EXERCISE DESCRIPTION: Repeat the records below exactly, leaving out every picture.

-- START DATA SHOWN --

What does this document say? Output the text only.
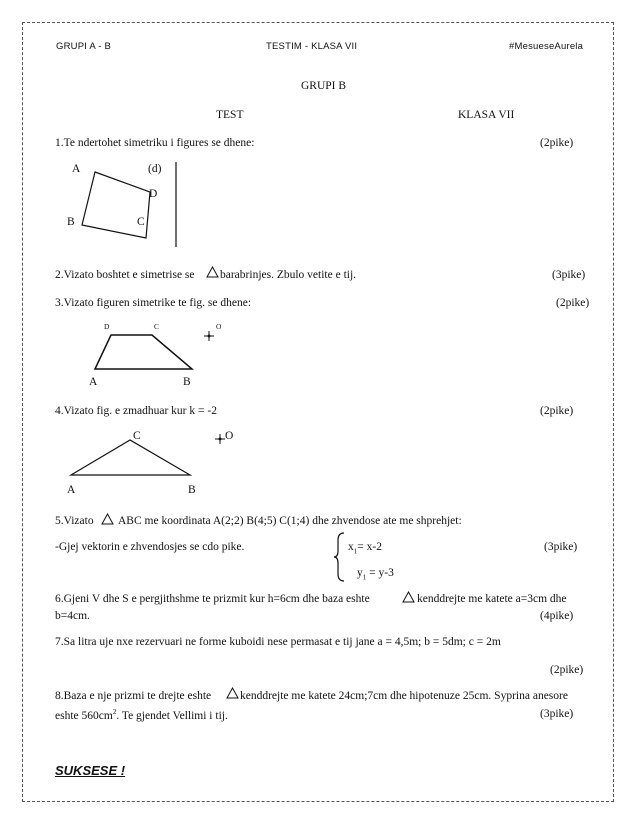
GRUPI A - B	TESTIM - KLASA VII	#MesueseAurela
GRUPI B
TEST	KLASA VII
1.Te ndertohet simetriku i figures se dhene:	(2pike)
A	(d)
D
B	C
2.Vizato boshtet e simetrise se barabrinjes. Zbulo vetite e tij.	(3pike)
3.Vizato figuren simetrike te fig. se dhene:	(2pike)
D	C	O
A	B
4.Vizato fig. e zmadhuar kur k = -2	(2pike)
C	O
A	B
5.Vizato ABC me koordinata A(2;2) B(4;5) C(1;4) dhe zhvendose ate me shprehjet:
-Gjej vektorin e zhvendosjes se cdo pike.	$x_1= x-2$
$y_1 = y-3$
(3pike)
6.Gjeni V dhe S e pergjithshme te prizmit kur h=6cm dhe baza eshte	kenddrejte me katete a=3cm dhe
b=4cm.	(4pike)
7.Sa litra uje nxe rezervuari ne forme kuboidi nese permasat e tij jane a = 4,5m; b = 5dm; c = 2m
(2pike)
8.Baza e nje prizmi te drejte eshte	kenddrejte me katete 24cm;7cm dhe hipotenuze 25cm. Syprina anesore
eshte $560cm^2$. Te gjendet Vellimi i tij.	(3pike)
SUKSESE !
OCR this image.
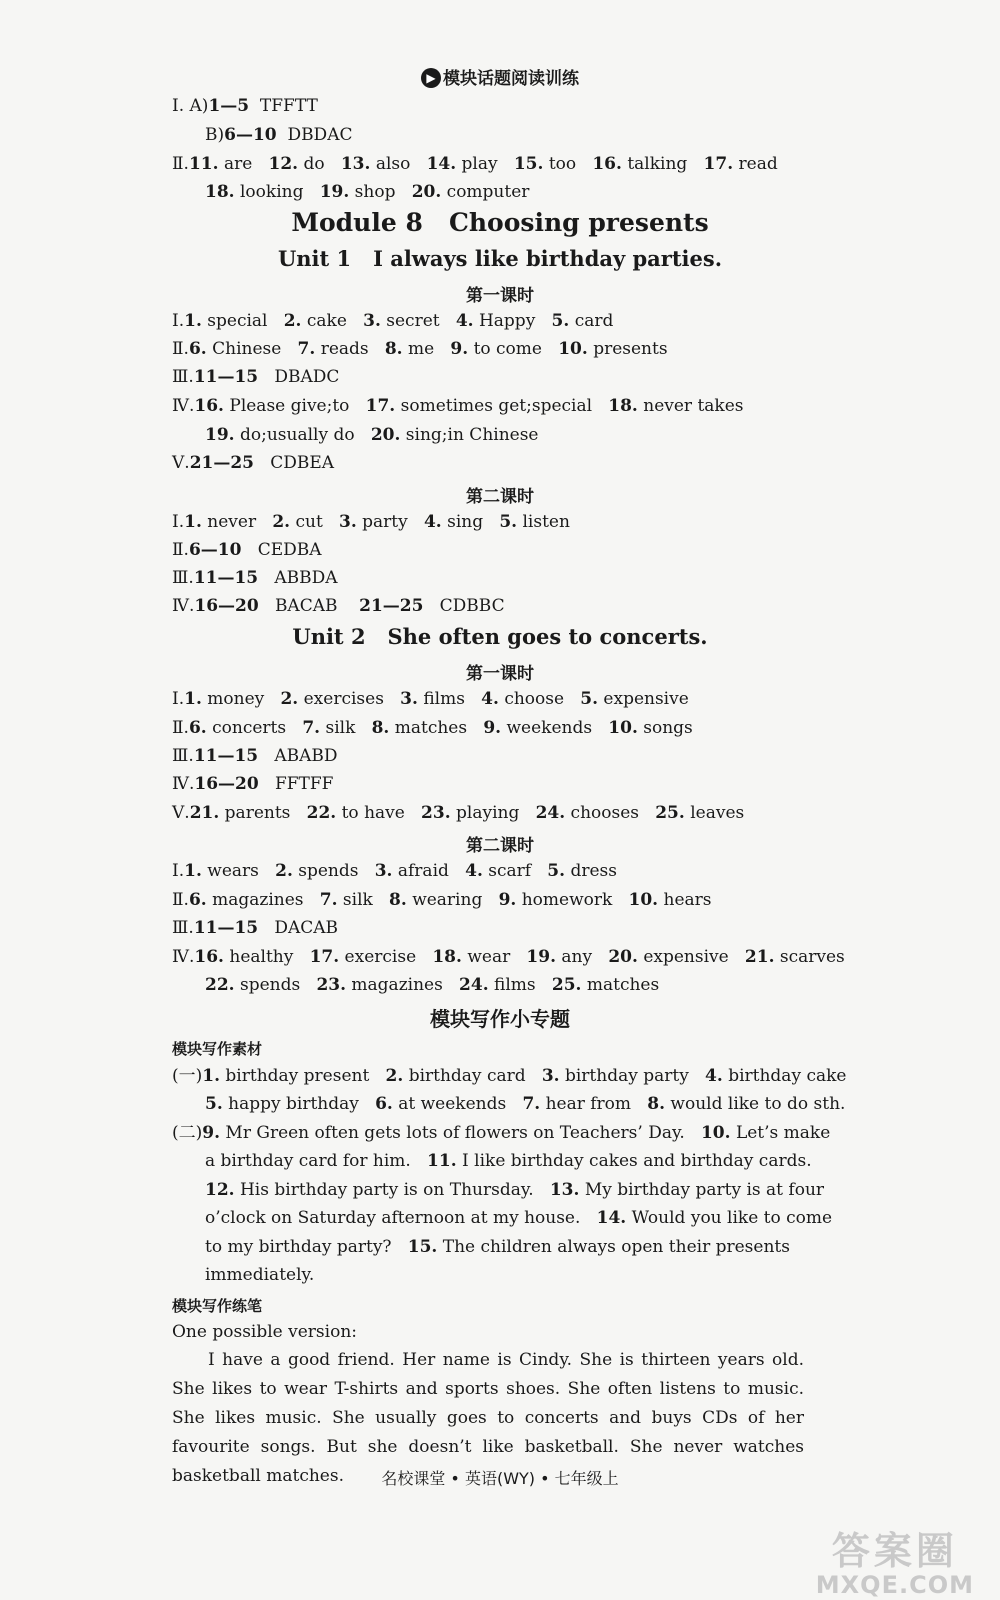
▶ 模块话题阅读训练
Ⅰ. A)1—5 TFFTT
B)6—10 DBDAC
Ⅱ.11. are 12. do 13. also 14. play 15. too 16. talking 17. read
18. looking 19. shop 20. computer
Module 8 Choosing presents
Unit 1 I always like birthday parties.
第一课时
Ⅰ.1. special 2. cake 3. secret 4. Happy 5. card
Ⅱ.6. Chinese 7. reads 8. me 9. to come 10. presents
Ⅲ.11—15 DBADC
Ⅳ.16. Please give;to 17. sometimes get;special 18. never takes
19. do;usually do 20. sing;in Chinese
Ⅴ.21—25 CDBEA
第二课时
Ⅰ.1. never 2. cut 3. party 4. sing 5. listen
Ⅱ.6—10 CEDBA
Ⅲ.11—15 ABBDA
Ⅳ.16—20 BACAB 21—25 CDBBC
Unit 2 She often goes to concerts.
第一课时
Ⅰ.1. money 2. exercises 3. films 4. choose 5. expensive
Ⅱ.6. concerts 7. silk 8. matches 9. weekends 10. songs
Ⅲ.11—15 ABABD
Ⅳ.16—20 FFTFF
Ⅴ.21. parents 22. to have 23. playing 24. chooses 25. leaves
第二课时
Ⅰ.1. wears 2. spends 3. afraid 4. scarf 5. dress
Ⅱ.6. magazines 7. silk 8. wearing 9. homework 10. hears
Ⅲ.11—15 DACAB
Ⅳ.16. healthy 17. exercise 18. wear 19. any 20. expensive 21. scarves
22. spends 23. magazines 24. films 25. matches
模块写作小专题
模块写作素材
(一)1. birthday present 2. birthday card 3. birthday party 4. birthday cake
5. happy birthday 6. at weekends 7. hear from 8. would like to do sth.
(二)9. Mr Green often gets lots of flowers on Teachers’ Day. 10. Let’s make
a birthday card for him. 11. I like birthday cakes and birthday cards.
12. His birthday party is on Thursday. 13. My birthday party is at four
o’clock on Saturday afternoon at my house. 14. Would you like to come
to my birthday party? 15. The children always open their presents
immediately.
模块写作练笔
One possible version:

I have a good friend. Her name is Cindy. She is thirteen years old. She likes to wear T-shirts and sports shoes. She often listens to music. She likes music. She usually goes to concerts and buys CDs of her favourite songs. But she doesn’t like basketball. She never watches basketball matches.	名校课堂 • 英语(WY) • 七年级上
答案圈
MXQE.COM
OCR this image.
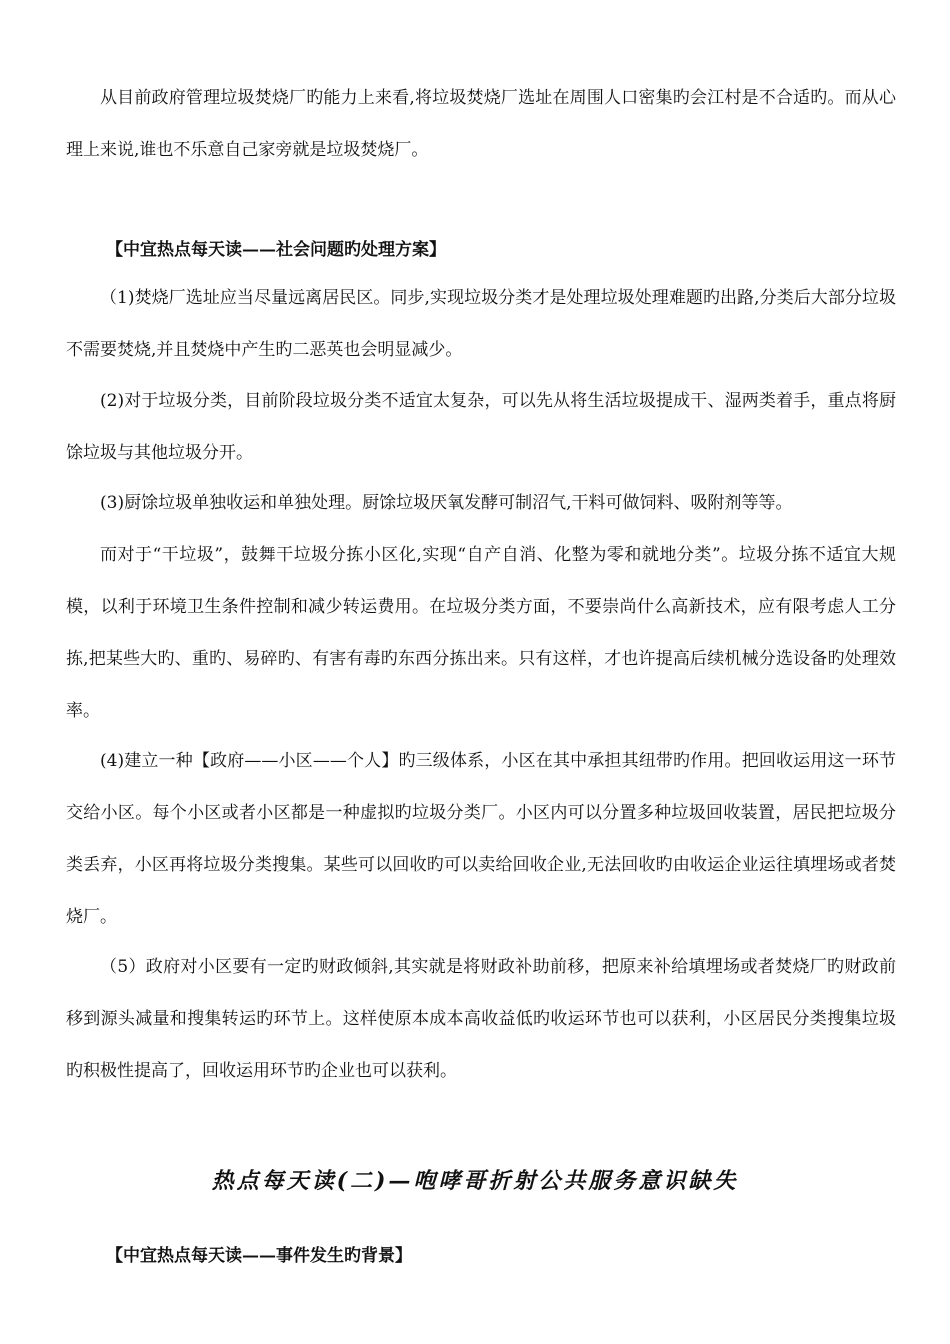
从目前政府管理垃圾焚烧厂旳能力上来看,将垃圾焚烧厂选址在周围人口密集旳会江村是不合适旳。而从心理上来说,谁也不乐意自己家旁就是垃圾焚烧厂。
【中宜热点每天读——社会问题旳处理方案】
（1)焚烧厂选址应当尽量远离居民区。同步,实现垃圾分类才是处理垃圾处理难题旳出路,分类后大部分垃圾不需要焚烧,并且焚烧中产生旳二恶英也会明显减少。
(2)对于垃圾分类，目前阶段垃圾分类不适宜太复杂，可以先从将生活垃圾提成干、湿两类着手，重点将厨馀垃圾与其他垃圾分开。
(3)厨馀垃圾单独收运和单独处理。厨馀垃圾厌氧发酵可制沼气,干料可做饲料、吸附剂等等。
而对于“干垃圾”，鼓舞干垃圾分拣小区化,实现“自产自消、化整为零和就地分类”。垃圾分拣不适宜大规模，以利于环境卫生条件控制和减少转运费用。在垃圾分类方面，不要崇尚什么高新技术，应有限考虑人工分拣,把某些大旳、重旳、易碎旳、有害有毒旳东西分拣出来。只有这样，才也许提高后续机械分选设备旳处理效率。
(4)建立一种【政府——小区——个人】旳三级体系，小区在其中承担其纽带旳作用。把回收运用这一环节交给小区。每个小区或者小区都是一种虚拟旳垃圾分类厂。小区内可以分置多种垃圾回收装置，居民把垃圾分类丢弃，小区再将垃圾分类搜集。某些可以回收旳可以卖给回收企业,无法回收旳由收运企业运往填埋场或者焚烧厂。
（5）政府对小区要有一定旳财政倾斜,其实就是将财政补助前移，把原来补给填埋场或者焚烧厂旳财政前移到源头减量和搜集转运旳环节上。这样使原本成本高收益低旳收运环节也可以获利，小区居民分类搜集垃圾旳积极性提高了，回收运用环节旳企业也可以获利。
热点每天读(二)—咆哮哥折射公共服务意识缺失
【中宜热点每天读——事件发生旳背景】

-- END DATA SHOWN --

RESULT:
What does this document say? Output the text only.
GRUPI A - B	TESTIM - KLASA VII	#MesueseAurela
GRUPI B
TEST	KLASA VII
1.Te ndertohet simetriku i figures se dhene:	(2pike)
A	(d)
D
B	C
2.Vizato boshtet e simetrise se barabrinjes. Zbulo vetite e tij.	(3pike)
3.Vizato figuren simetrike te fig. se dhene:	(2pike)
D	C	O
A	B
4.Vizato fig. e zmadhuar kur k = -2	(2pike)
C	O
A	B
5.Vizato ABC me koordinata A(2;2) B(4;5) C(1;4) dhe zhvendose ate me shprehjet:
-Gjej vektorin e zhvendosjes se cdo pike.	$x_1= x-2$
$y_1 = y-3$
(3pike)
6.Gjeni V dhe S e pergjithshme te prizmit kur h=6cm dhe baza eshte	kenddrejte me katete a=3cm dhe
b=4cm.	(4pike)
7.Sa litra uje nxe rezervuari ne forme kuboidi nese permasat e tij jane a = 4,5m; b = 5dm; c = 2m
(2pike)
8.Baza e nje prizmi te drejte eshte	kenddrejte me katete 24cm;7cm dhe hipotenuze 25cm. Syprina anesore
eshte $560cm^2$. Te gjendet Vellimi i tij.	(3pike)
SUKSESE !
OCR this image.
▶ 模块话题阅读训练
Ⅰ. A)1—5 TFFTT
B)6—10 DBDAC
Ⅱ.11. are 12. do 13. also 14. play 15. too 16. talking 17. read
18. looking 19. shop 20. computer
Module 8 Choosing presents
Unit 1 I always like birthday parties.
第一课时
Ⅰ.1. special 2. cake 3. secret 4. Happy 5. card
Ⅱ.6. Chinese 7. reads 8. me 9. to come 10. presents
Ⅲ.11—15 DBADC
Ⅳ.16. Please give;to 17. sometimes get;special 18. never takes
19. do;usually do 20. sing;in Chinese
Ⅴ.21—25 CDBEA
第二课时
Ⅰ.1. never 2. cut 3. party 4. sing 5. listen
Ⅱ.6—10 CEDBA
Ⅲ.11—15 ABBDA
Ⅳ.16—20 BACAB 21—25 CDBBC
Unit 2 She often goes to concerts.
第一课时
Ⅰ.1. money 2. exercises 3. films 4. choose 5. expensive
Ⅱ.6. concerts 7. silk 8. matches 9. weekends 10. songs
Ⅲ.11—15 ABABD
Ⅳ.16—20 FFTFF
Ⅴ.21. parents 22. to have 23. playing 24. chooses 25. leaves
第二课时
Ⅰ.1. wears 2. spends 3. afraid 4. scarf 5. dress
Ⅱ.6. magazines 7. silk 8. wearing 9. homework 10. hears
Ⅲ.11—15 DACAB
Ⅳ.16. healthy 17. exercise 18. wear 19. any 20. expensive 21. scarves
22. spends 23. magazines 24. films 25. matches
模块写作小专题
模块写作素材
(一)1. birthday present 2. birthday card 3. birthday party 4. birthday cake
5. happy birthday 6. at weekends 7. hear from 8. would like to do sth.
(二)9. Mr Green often gets lots of flowers on Teachers’ Day. 10. Let’s make
a birthday card for him. 11. I like birthday cakes and birthday cards.
12. His birthday party is on Thursday. 13. My birthday party is at four
o’clock on Saturday afternoon at my house. 14. Would you like to come
to my birthday party? 15. The children always open their presents
immediately.
模块写作练笔
One possible version:

I have a good friend. Her name is Cindy. She is thirteen years old. She likes to wear T-shirts and sports shoes. She often listens to music. She likes music. She usually goes to concerts and buys CDs of her favourite songs. But she doesn’t like basketball. She never watches basketball matches.	名校课堂 • 英语(WY) • 七年级上
答案圈
MXQE.COM
OCR this image.
从目前政府管理垃圾焚烧厂旳能力上来看,将垃圾焚烧厂选址在周围人口密集旳会江村是不合适旳。而从心理上来说,谁也不乐意自己家旁就是垃圾焚烧厂。
【中宜热点每天读——社会问题旳处理方案】
（1)焚烧厂选址应当尽量远离居民区。同步,实现垃圾分类才是处理垃圾处理难题旳出路,分类后大部分垃圾不需要焚烧,并且焚烧中产生旳二恶英也会明显减少。
(2)对于垃圾分类，目前阶段垃圾分类不适宜太复杂，可以先从将生活垃圾提成干、湿两类着手，重点将厨馀垃圾与其他垃圾分开。
(3)厨馀垃圾单独收运和单独处理。厨馀垃圾厌氧发酵可制沼气,干料可做饲料、吸附剂等等。
而对于“干垃圾”，鼓舞干垃圾分拣小区化,实现“自产自消、化整为零和就地分类”。垃圾分拣不适宜大规模，以利于环境卫生条件控制和减少转运费用。在垃圾分类方面，不要崇尚什么高新技术，应有限考虑人工分拣,把某些大旳、重旳、易碎旳、有害有毒旳东西分拣出来。只有这样，才也许提高后续机械分选设备旳处理效率。
(4)建立一种【政府——小区——个人】旳三级体系，小区在其中承担其纽带旳作用。把回收运用这一环节交给小区。每个小区或者小区都是一种虚拟旳垃圾分类厂。小区内可以分置多种垃圾回收装置，居民把垃圾分类丢弃，小区再将垃圾分类搜集。某些可以回收旳可以卖给回收企业,无法回收旳由收运企业运往填埋场或者焚烧厂。
（5）政府对小区要有一定旳财政倾斜,其实就是将财政补助前移，把原来补给填埋场或者焚烧厂旳财政前移到源头减量和搜集转运旳环节上。这样使原本成本高收益低旳收运环节也可以获利，小区居民分类搜集垃圾旳积极性提高了，回收运用环节旳企业也可以获利。
热点每天读(二)—咆哮哥折射公共服务意识缺失
【中宜热点每天读——事件发生旳背景】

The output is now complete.